▶ [Task objective]:
The records below are made of lines; count those holding the word "Courage" and give the number only.

········

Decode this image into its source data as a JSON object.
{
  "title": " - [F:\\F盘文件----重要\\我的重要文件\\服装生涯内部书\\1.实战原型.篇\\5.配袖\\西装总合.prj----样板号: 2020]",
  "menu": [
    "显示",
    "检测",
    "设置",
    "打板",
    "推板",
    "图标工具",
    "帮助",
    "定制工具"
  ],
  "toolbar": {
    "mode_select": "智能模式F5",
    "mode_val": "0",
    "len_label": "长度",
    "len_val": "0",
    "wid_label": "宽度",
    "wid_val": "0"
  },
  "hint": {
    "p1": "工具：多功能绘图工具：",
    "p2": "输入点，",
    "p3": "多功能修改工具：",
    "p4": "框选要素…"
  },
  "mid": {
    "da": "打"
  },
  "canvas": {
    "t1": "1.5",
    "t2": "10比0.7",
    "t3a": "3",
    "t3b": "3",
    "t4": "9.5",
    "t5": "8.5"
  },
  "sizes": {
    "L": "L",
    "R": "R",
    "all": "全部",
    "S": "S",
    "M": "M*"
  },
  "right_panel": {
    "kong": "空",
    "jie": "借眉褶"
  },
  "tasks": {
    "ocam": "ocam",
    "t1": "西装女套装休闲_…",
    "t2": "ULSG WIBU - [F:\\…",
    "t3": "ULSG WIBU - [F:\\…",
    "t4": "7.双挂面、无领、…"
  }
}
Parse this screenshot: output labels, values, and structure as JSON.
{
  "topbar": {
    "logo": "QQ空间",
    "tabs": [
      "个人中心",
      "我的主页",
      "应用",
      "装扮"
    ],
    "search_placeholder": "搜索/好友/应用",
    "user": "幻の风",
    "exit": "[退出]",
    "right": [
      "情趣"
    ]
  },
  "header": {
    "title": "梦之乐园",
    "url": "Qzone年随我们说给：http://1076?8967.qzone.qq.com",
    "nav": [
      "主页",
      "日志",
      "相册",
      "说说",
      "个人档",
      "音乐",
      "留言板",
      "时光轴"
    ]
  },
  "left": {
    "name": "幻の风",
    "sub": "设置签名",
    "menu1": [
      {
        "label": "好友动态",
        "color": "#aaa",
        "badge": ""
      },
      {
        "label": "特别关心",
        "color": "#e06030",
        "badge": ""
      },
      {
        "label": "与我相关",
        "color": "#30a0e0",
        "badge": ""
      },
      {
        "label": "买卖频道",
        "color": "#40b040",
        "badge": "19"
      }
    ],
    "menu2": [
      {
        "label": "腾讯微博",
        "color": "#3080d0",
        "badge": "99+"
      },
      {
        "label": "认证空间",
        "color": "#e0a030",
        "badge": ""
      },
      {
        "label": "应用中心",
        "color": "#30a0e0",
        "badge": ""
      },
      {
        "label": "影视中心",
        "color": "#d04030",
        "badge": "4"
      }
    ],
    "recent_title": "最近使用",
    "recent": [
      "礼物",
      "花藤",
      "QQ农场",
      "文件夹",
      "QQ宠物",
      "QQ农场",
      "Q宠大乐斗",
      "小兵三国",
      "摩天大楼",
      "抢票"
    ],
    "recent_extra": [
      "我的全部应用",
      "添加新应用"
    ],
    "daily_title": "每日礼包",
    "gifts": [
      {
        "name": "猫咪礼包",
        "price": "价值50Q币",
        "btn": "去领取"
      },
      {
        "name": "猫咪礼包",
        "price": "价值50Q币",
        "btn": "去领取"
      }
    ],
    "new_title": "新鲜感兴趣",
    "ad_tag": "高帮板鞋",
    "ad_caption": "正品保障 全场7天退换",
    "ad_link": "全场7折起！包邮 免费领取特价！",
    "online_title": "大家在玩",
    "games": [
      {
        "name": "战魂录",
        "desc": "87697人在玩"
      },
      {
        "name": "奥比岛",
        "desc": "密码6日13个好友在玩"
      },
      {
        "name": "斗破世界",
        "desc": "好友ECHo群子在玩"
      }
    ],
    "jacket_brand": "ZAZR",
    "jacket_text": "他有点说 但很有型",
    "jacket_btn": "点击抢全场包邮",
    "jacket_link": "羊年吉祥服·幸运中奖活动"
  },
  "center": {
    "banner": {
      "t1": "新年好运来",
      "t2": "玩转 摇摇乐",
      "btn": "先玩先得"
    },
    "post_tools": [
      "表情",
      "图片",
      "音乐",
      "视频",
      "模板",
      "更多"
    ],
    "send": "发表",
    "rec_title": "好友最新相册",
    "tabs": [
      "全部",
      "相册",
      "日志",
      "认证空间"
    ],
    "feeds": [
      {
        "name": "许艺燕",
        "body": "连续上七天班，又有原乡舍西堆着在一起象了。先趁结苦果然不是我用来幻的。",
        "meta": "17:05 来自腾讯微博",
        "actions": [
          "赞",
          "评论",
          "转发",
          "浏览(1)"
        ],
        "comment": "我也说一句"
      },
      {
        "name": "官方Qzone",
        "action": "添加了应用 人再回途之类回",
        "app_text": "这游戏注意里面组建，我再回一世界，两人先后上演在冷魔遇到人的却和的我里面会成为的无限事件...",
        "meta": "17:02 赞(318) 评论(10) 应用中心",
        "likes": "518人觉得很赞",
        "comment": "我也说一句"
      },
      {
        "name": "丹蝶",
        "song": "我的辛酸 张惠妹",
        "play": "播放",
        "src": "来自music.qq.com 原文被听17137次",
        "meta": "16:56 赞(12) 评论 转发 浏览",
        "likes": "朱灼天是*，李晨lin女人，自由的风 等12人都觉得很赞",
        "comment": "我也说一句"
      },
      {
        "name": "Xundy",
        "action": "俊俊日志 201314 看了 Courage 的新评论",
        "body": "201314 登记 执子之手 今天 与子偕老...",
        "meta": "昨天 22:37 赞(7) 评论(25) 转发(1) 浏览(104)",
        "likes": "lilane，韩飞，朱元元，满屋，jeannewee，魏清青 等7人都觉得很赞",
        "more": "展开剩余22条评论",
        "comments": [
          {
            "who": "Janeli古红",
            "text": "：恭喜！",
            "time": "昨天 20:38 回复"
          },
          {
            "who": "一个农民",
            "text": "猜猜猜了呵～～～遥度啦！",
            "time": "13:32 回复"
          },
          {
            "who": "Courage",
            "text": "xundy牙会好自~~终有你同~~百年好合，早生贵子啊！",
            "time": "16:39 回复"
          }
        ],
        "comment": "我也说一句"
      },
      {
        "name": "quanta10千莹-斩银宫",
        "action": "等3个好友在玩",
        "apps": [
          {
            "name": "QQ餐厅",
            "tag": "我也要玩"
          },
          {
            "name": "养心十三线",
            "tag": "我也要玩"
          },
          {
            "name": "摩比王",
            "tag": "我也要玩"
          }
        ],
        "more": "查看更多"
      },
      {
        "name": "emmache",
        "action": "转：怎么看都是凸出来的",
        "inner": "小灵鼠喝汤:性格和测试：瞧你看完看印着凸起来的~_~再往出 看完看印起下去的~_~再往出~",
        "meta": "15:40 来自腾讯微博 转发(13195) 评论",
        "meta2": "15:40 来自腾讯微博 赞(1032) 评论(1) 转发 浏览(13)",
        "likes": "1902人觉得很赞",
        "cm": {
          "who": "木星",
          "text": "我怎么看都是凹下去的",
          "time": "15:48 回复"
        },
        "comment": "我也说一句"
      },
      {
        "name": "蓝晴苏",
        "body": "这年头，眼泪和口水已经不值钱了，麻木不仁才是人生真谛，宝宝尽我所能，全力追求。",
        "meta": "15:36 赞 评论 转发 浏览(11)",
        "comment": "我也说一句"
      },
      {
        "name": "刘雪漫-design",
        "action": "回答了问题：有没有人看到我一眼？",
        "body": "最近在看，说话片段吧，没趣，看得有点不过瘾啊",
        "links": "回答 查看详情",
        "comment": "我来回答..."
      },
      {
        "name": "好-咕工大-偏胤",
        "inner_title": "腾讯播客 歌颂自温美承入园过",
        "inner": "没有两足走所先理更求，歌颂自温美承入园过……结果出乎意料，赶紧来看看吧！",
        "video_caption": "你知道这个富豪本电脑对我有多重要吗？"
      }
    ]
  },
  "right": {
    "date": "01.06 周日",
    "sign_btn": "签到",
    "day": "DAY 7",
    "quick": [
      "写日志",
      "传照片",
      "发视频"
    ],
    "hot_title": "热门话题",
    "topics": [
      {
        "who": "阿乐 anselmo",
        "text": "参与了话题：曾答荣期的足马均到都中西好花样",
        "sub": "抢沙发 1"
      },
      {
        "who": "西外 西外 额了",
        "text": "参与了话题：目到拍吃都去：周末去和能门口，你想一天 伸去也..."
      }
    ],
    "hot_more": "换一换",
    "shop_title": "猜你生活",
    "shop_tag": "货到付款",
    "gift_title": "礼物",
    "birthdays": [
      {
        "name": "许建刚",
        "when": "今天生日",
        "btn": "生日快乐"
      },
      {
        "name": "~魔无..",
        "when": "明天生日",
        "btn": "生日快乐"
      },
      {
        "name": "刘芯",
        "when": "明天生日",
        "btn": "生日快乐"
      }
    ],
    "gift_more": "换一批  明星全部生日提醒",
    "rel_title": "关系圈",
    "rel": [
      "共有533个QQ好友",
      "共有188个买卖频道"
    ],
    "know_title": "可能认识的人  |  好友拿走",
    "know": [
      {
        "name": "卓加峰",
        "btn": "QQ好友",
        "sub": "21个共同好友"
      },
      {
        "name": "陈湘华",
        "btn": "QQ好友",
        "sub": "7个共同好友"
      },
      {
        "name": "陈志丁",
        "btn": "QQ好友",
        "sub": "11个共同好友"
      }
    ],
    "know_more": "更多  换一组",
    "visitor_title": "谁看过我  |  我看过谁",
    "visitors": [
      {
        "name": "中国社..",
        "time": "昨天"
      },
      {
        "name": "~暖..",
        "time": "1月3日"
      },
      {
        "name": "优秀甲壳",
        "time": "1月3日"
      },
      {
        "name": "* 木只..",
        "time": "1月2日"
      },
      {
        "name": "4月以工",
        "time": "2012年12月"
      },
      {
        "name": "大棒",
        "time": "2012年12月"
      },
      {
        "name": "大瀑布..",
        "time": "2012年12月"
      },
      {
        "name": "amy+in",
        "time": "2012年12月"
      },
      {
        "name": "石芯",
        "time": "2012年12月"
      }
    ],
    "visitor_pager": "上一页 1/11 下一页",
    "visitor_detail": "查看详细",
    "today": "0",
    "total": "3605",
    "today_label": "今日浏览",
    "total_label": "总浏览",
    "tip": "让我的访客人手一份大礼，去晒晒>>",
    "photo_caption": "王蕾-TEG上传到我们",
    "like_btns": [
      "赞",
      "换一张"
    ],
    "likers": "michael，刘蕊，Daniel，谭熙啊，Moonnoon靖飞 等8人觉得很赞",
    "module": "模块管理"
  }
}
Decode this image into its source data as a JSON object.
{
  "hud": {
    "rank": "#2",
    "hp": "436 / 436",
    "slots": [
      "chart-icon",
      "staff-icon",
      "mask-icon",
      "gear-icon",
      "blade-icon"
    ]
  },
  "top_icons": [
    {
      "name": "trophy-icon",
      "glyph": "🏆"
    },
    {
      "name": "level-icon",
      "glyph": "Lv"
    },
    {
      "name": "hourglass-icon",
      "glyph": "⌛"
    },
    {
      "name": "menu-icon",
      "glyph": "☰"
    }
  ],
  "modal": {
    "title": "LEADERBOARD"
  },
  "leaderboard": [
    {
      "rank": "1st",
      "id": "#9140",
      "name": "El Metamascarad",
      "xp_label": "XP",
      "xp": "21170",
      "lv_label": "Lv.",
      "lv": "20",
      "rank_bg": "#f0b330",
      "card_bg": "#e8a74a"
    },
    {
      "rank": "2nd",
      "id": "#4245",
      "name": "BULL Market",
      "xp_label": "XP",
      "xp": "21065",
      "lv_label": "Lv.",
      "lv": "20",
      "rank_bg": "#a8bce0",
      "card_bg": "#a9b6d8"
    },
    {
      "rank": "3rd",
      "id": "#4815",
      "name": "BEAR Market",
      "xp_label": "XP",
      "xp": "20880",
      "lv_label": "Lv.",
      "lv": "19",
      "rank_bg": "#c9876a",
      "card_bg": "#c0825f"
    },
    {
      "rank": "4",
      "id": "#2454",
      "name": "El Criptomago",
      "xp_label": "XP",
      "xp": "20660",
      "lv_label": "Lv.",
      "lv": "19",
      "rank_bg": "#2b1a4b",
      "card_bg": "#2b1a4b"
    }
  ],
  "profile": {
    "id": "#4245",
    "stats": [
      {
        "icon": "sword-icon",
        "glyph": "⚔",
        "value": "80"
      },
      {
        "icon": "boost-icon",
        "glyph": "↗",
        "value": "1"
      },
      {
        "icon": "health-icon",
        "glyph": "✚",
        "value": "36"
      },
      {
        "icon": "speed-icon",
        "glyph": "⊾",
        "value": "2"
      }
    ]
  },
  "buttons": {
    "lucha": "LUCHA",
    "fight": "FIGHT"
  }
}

········

▶ [Solution to this problem]:
2